## start Entries provided

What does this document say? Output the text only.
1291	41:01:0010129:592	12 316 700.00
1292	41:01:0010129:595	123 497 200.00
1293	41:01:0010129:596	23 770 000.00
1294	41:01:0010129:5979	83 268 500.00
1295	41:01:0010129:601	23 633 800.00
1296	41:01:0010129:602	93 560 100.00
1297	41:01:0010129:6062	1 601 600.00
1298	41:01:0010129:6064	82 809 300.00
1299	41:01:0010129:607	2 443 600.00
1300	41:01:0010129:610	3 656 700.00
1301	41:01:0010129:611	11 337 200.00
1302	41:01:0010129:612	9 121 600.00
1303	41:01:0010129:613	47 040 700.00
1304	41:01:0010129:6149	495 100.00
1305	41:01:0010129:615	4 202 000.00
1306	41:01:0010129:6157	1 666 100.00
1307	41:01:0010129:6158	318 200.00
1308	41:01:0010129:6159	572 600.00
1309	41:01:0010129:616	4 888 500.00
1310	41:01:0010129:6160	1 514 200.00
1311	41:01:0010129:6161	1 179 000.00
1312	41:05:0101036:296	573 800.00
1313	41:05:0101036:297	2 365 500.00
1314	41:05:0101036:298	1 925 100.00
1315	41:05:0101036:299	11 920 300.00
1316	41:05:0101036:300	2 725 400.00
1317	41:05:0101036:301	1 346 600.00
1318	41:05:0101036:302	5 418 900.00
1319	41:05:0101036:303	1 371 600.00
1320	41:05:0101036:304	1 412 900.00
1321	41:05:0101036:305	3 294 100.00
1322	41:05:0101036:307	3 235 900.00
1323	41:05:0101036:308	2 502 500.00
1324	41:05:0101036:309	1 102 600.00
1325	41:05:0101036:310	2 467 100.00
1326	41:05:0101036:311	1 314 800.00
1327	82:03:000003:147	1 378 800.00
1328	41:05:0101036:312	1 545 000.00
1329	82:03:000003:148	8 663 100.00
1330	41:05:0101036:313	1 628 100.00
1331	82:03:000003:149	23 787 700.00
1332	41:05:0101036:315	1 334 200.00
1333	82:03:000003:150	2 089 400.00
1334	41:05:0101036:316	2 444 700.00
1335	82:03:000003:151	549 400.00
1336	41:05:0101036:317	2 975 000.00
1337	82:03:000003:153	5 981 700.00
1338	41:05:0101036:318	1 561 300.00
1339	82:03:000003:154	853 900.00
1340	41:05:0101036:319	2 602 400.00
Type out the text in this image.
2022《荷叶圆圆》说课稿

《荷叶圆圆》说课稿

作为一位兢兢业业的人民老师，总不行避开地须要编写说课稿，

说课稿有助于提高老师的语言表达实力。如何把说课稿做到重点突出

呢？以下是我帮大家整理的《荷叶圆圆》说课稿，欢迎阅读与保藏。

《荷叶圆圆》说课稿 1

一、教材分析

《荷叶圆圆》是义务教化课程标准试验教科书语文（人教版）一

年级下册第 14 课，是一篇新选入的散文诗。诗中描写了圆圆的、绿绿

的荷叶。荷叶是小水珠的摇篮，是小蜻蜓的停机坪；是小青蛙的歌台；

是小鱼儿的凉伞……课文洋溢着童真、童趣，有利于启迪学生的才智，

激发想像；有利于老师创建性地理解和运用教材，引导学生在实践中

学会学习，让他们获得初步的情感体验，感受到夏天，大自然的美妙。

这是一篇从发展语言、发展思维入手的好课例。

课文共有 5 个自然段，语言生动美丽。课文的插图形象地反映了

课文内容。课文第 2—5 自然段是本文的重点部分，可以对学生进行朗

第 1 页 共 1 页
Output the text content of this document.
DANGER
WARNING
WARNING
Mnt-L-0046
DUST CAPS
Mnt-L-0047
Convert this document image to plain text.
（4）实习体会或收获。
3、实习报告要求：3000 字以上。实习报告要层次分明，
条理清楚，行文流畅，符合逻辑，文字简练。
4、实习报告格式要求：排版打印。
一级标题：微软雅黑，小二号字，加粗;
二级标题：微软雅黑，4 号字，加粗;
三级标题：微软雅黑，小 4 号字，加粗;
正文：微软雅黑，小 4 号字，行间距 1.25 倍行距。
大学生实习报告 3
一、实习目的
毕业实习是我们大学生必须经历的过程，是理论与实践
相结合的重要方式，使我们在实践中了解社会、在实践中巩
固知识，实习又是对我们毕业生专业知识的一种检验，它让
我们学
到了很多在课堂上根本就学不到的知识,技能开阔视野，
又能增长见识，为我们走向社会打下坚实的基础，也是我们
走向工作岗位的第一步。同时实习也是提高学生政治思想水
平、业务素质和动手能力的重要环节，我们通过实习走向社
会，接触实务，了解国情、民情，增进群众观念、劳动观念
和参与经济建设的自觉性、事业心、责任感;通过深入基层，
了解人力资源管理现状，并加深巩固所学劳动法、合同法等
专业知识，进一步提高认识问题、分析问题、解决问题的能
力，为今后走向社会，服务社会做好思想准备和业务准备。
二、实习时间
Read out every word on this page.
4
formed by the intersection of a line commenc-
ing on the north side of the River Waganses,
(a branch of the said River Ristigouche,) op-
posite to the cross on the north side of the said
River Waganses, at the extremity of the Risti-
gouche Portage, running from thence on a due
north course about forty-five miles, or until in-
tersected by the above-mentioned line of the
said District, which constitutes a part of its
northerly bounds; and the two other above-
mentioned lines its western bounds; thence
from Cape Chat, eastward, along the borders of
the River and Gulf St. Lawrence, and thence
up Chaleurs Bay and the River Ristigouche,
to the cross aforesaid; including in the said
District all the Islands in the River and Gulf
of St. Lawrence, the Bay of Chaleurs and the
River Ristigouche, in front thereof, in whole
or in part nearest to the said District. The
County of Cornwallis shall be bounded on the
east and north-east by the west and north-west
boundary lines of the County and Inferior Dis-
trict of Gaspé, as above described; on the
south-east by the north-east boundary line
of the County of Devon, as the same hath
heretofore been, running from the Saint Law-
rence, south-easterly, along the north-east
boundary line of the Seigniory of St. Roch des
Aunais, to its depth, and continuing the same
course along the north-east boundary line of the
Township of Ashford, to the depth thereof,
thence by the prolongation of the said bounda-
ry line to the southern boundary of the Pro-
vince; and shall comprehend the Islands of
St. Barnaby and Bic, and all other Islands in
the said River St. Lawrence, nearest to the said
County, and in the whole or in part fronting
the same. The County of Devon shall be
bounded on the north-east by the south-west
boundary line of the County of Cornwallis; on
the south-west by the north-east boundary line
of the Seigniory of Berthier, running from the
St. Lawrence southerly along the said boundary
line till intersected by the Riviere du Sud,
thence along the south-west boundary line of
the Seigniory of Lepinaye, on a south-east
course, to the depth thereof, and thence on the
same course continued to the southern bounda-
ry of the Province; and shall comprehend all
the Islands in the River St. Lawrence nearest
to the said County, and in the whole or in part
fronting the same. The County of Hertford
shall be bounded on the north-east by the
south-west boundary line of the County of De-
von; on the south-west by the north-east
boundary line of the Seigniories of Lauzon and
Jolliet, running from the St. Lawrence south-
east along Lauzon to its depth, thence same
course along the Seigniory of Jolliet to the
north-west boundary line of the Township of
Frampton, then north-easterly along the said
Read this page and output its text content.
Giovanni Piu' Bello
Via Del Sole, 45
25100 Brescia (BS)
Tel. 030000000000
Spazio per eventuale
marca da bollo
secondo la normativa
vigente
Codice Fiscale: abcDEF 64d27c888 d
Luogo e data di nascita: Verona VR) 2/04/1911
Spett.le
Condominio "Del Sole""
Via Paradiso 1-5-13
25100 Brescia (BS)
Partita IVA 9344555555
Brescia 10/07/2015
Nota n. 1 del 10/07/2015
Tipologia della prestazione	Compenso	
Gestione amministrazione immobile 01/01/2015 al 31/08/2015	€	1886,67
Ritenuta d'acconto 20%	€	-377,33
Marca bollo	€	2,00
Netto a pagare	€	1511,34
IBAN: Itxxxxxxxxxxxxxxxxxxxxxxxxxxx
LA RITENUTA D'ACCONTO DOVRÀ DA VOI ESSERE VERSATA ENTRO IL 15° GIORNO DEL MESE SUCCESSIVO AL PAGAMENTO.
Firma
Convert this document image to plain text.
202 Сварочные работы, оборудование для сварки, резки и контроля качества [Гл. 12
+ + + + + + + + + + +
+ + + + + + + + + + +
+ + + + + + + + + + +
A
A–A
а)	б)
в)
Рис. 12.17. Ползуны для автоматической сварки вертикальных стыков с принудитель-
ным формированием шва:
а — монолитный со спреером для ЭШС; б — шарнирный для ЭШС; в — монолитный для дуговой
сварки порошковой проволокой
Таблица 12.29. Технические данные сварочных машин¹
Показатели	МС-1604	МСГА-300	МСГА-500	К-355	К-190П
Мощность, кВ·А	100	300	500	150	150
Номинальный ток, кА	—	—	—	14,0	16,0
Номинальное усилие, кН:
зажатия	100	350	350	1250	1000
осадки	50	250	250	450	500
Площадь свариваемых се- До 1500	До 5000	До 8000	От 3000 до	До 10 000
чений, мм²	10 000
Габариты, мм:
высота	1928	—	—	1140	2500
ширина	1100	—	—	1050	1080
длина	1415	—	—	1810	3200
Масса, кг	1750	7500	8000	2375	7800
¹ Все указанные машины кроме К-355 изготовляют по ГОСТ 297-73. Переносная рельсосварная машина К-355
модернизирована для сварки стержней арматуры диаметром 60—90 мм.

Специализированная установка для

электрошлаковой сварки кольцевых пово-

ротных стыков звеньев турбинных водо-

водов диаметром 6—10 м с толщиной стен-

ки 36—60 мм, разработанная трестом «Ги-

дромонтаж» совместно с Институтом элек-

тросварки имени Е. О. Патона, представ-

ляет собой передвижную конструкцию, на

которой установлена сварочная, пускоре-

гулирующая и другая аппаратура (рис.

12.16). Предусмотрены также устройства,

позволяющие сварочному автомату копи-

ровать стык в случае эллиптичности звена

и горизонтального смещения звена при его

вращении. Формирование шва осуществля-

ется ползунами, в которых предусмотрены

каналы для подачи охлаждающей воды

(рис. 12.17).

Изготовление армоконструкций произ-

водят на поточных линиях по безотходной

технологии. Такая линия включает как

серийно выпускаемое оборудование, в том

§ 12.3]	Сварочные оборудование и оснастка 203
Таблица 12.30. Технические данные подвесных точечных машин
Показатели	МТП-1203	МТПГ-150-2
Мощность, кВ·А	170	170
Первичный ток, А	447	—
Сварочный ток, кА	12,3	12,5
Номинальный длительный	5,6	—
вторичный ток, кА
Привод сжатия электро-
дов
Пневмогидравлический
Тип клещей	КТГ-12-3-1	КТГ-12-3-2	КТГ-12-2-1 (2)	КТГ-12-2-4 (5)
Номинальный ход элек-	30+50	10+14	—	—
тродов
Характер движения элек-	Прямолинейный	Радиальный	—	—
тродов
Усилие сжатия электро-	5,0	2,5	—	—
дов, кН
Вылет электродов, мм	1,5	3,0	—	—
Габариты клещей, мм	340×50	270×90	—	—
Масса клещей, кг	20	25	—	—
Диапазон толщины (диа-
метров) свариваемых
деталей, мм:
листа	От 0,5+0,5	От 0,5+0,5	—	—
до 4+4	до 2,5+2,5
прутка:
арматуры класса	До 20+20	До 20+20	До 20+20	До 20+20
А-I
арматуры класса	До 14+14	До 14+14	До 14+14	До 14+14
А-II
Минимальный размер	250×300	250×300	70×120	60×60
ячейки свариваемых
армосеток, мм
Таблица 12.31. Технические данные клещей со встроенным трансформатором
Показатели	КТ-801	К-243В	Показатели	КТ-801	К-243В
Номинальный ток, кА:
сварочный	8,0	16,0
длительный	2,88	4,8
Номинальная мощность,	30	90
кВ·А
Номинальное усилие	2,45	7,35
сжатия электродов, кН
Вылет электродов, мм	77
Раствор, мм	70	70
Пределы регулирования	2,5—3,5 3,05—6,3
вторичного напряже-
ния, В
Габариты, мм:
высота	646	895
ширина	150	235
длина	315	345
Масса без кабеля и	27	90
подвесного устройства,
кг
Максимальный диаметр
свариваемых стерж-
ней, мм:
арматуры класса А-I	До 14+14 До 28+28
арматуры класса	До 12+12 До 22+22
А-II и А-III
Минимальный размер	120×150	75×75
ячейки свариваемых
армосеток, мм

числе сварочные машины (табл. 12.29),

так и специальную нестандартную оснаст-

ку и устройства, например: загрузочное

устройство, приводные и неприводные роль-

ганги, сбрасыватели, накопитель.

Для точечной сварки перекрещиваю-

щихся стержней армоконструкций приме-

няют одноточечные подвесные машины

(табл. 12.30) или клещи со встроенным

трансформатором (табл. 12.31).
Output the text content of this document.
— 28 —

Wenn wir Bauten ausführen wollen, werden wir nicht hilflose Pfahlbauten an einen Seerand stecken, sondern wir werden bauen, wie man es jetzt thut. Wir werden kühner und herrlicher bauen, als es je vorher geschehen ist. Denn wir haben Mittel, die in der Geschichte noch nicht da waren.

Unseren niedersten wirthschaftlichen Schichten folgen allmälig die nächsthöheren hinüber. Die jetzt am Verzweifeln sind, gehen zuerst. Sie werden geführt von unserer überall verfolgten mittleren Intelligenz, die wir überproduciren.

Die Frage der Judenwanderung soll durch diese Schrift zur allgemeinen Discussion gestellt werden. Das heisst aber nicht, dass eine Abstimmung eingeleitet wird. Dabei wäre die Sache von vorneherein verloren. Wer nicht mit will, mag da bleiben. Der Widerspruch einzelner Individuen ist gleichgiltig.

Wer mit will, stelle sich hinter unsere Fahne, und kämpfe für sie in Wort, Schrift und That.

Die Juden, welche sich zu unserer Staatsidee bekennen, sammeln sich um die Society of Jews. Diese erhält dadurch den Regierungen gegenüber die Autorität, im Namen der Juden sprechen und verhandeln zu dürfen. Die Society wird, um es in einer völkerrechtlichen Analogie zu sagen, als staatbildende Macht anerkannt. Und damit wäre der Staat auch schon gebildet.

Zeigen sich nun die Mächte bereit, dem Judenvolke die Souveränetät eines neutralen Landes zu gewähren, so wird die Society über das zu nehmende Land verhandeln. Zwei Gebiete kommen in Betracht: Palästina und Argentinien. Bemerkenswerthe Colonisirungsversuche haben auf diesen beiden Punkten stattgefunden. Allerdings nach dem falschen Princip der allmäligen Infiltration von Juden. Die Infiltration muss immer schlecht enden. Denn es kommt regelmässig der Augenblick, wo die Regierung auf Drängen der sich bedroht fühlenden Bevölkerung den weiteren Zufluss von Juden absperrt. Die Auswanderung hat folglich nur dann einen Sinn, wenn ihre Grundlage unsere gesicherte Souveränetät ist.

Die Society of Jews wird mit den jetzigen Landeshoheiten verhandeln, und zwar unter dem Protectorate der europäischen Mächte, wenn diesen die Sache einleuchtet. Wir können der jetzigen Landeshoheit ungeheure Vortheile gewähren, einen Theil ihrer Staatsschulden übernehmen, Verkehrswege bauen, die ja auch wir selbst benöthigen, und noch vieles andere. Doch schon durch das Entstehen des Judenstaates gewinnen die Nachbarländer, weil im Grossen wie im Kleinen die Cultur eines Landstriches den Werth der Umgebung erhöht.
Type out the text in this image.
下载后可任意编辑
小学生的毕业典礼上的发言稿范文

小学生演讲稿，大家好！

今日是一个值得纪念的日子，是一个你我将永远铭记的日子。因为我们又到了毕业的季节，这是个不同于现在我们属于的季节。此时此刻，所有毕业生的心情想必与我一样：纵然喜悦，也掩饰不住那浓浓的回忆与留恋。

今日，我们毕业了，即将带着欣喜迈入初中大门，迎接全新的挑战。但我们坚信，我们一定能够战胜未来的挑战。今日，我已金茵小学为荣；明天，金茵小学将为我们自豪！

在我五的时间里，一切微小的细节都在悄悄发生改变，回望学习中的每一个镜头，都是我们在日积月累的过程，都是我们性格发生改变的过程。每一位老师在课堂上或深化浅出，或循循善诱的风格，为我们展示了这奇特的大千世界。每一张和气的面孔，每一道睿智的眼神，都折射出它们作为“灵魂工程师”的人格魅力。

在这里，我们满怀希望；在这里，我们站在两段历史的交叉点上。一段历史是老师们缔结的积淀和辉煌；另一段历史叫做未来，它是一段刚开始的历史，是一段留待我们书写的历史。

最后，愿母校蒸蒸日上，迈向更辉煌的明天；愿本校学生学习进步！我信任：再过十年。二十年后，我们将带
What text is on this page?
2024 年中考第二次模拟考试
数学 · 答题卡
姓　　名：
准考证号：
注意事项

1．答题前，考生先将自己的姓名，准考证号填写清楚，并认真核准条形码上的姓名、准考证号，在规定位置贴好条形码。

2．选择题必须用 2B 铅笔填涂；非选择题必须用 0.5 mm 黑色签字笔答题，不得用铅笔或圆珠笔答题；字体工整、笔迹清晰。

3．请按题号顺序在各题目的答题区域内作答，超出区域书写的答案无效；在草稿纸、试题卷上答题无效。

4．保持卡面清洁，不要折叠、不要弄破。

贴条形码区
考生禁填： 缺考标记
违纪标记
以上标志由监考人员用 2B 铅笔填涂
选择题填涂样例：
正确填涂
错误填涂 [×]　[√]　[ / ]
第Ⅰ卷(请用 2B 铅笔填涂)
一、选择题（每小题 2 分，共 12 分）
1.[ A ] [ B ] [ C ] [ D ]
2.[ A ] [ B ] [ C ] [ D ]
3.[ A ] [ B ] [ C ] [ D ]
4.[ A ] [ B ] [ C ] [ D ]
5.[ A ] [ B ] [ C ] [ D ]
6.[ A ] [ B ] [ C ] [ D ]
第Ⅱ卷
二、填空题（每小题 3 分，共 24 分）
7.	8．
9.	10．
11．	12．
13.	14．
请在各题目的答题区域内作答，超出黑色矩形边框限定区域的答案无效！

## end Entries provided

[To do] Extract every line above containing the word "jetzt".

[Task output]
Wenn wir Bauten ausführen wollen, werden wir nicht hilflose Pfahlbauten an einen Seerand stecken, sondern wir werden bauen, wie man es jetzt thut. Wir werden kühner und herrlicher bauen, als es je vorher geschehen ist. Denn wir haben Mittel, die in der Geschichte noch nicht da waren.
Unseren niedersten wirthschaftlichen Schichten folgen allmälig die nächsthöheren hinüber. Die jetzt am Verzweifeln sind, gehen zuerst. Sie werden geführt von unserer überall verfolgten mittleren Intelligenz, die wir überproduciren.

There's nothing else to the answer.